Reproduce every line of the material below, but drop the pictures.
________________
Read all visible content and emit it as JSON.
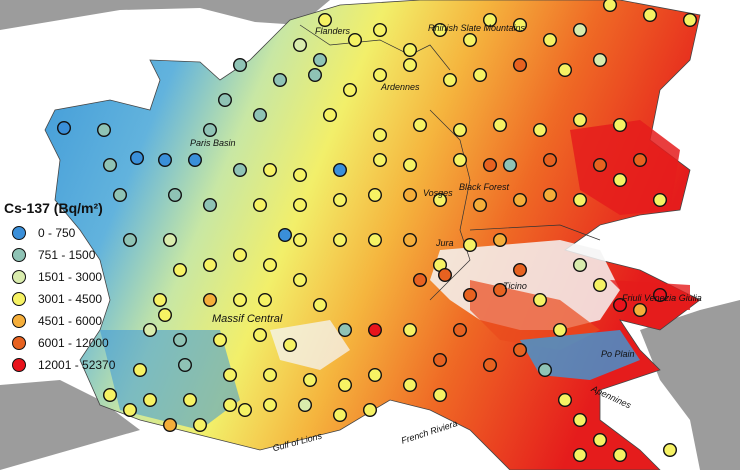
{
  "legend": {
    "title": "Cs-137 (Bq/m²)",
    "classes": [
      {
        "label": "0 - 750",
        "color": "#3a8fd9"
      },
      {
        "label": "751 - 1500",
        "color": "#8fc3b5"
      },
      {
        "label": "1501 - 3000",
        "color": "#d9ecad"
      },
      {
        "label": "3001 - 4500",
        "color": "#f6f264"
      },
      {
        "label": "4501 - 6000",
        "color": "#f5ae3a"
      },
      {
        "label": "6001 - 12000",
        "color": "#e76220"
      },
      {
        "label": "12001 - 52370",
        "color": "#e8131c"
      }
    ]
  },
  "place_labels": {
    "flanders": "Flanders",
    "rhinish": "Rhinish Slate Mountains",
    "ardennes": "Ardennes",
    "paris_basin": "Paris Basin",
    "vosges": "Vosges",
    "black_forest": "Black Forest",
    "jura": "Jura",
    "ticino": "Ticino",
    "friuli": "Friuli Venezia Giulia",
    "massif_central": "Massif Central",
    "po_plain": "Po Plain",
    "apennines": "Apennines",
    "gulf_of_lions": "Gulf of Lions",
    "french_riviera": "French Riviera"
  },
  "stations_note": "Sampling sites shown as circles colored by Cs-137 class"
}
________________
◆ **Complete answer**:
Read all visible content and emit it as JSON.
{
  "legend": {
    "title": "Cs-137 (Bq/m²)",
    "classes": [
      {
        "label": "0 - 750",
        "color": "#3a8fd9"
      },
      {
        "label": "751 - 1500",
        "color": "#8fc3b5"
      },
      {
        "label": "1501 - 3000",
        "color": "#d9ecad"
      },
      {
        "label": "3001 - 4500",
        "color": "#f6f264"
      },
      {
        "label": "4501 - 6000",
        "color": "#f5ae3a"
      },
      {
        "label": "6001 - 12000",
        "color": "#e76220"
      },
      {
        "label": "12001 - 52370",
        "color": "#e8131c"
      }
    ]
  },
  "place_labels": {
    "flanders": "Flanders",
    "rhinish": "Rhinish Slate Mountains",
    "ardennes": "Ardennes",
    "paris_basin": "Paris Basin",
    "vosges": "Vosges",
    "black_forest": "Black Forest",
    "jura": "Jura",
    "ticino": "Ticino",
    "friuli": "Friuli Venezia Giulia",
    "massif_central": "Massif Central",
    "po_plain": "Po Plain",
    "apennines": "Apennines",
    "gulf_of_lions": "Gulf of Lions",
    "french_riviera": "French Riviera"
  },
  "stations_note": "Sampling sites shown as circles colored by Cs-137 class"
}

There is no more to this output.